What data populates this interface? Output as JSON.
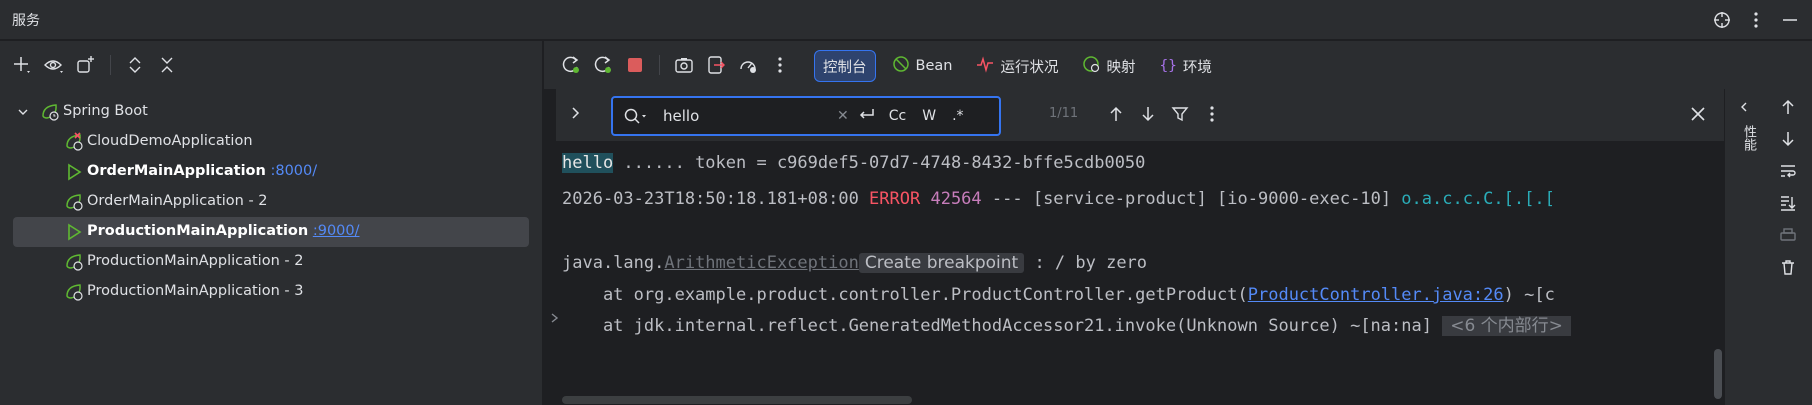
{
  "window": {
    "title": "服务"
  },
  "tree": {
    "root": "Spring Boot",
    "apps": [
      {
        "name": "CloudDemoApplication",
        "port": "",
        "bold": false,
        "status": "error"
      },
      {
        "name": "OrderMainApplication",
        "port": ":8000/",
        "bold": true,
        "status": "running"
      },
      {
        "name": "OrderMainApplication - 2",
        "port": "",
        "bold": false,
        "status": "stopped"
      },
      {
        "name": "ProductionMainApplication",
        "port": ":9000/",
        "bold": true,
        "status": "running"
      },
      {
        "name": "ProductionMainApplication - 2",
        "port": "",
        "bold": false,
        "status": "stopped"
      },
      {
        "name": "ProductionMainApplication - 3",
        "port": "",
        "bold": false,
        "status": "stopped"
      }
    ]
  },
  "tabs": [
    {
      "label": "控制台",
      "active": true
    },
    {
      "label": "Bean",
      "active": false
    },
    {
      "label": "运行状况",
      "active": false
    },
    {
      "label": "映射",
      "active": false
    },
    {
      "label": "环境",
      "active": false
    }
  ],
  "find": {
    "query": "hello",
    "opt_case": "Cc",
    "opt_word": "W",
    "opt_regex": ".*",
    "match_count": "1/11"
  },
  "console": {
    "line1_hit": "hello",
    "line1_rest": " ...... token = c969def5-07d7-4748-8432-bffe5cdb0050",
    "line2_ts": "2026-03-23T18:50:18.181+08:00 ",
    "line2_level": "ERROR",
    "line2_pid": " 42564",
    "line2_mid": " --- [service-product] [io-9000-exec-10] ",
    "line2_cls": "o.a.c.c.C.[.[.[",
    "line4_pre": "java.lang.",
    "line4_exc": "ArithmeticException",
    "line4_bp": "Create breakpoint",
    "line4_post": " : / by zero",
    "line5_pre": "    at org.example.product.controller.ProductController.getProduct(",
    "line5_link": "ProductController.java:26",
    "line5_post": ") ~[c",
    "line6_pre": "    at jdk.internal.reflect.GeneratedMethodAccessor21.invoke(Unknown Source) ~[na:na]",
    "line6_inner": "<6 个内部行>"
  },
  "side": {
    "perf_label": "性能"
  },
  "colors": {
    "accent": "#3574f0",
    "error": "#f75464",
    "pid": "#c77dbb",
    "class": "#2aacb8",
    "link": "#548af7"
  }
}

-----

- _Brief_:
Pull out every line of the entries that includes the word "name".

- _The result_:
        "name": "CloudDemoApplication",
        "name": "OrderMainApplication",
        "name": "OrderMainApplication - 2",
        "name": "ProductionMainApplication",
        "name": "ProductionMainApplication - 2",
        "name": "ProductionMainApplication - 3",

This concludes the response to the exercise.